Sift the listing for lines that hold the string "CLEANER" and pull them out.

Some records
##############################

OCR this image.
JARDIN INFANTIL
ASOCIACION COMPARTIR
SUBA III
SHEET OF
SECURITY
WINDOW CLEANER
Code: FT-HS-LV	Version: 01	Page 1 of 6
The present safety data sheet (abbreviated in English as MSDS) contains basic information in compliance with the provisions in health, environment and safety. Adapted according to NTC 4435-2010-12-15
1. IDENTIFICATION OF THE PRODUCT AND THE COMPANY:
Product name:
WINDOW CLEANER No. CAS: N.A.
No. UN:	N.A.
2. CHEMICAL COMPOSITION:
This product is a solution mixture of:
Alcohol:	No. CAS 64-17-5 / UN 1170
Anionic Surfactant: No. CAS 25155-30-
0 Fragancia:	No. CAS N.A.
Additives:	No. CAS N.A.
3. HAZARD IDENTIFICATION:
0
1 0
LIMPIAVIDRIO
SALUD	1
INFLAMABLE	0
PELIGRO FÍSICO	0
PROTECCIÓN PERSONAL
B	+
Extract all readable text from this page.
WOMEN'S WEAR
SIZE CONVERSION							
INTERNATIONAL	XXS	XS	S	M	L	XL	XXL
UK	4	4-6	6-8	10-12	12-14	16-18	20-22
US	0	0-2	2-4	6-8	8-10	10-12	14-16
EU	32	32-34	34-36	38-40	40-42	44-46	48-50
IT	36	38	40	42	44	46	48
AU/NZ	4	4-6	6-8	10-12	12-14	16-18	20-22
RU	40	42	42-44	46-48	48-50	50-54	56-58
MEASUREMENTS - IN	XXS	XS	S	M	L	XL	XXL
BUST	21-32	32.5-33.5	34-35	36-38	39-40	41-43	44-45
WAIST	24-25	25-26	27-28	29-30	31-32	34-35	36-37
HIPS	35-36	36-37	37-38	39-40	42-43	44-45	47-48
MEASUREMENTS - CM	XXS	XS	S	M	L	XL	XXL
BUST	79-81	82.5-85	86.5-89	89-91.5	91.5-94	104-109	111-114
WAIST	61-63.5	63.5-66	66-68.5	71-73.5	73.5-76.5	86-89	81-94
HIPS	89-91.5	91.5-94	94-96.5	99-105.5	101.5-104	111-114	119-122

##############################

[CORRECT OUTPUT]
WINDOW CLEANER
WINDOW CLEANER No. CAS: N.A.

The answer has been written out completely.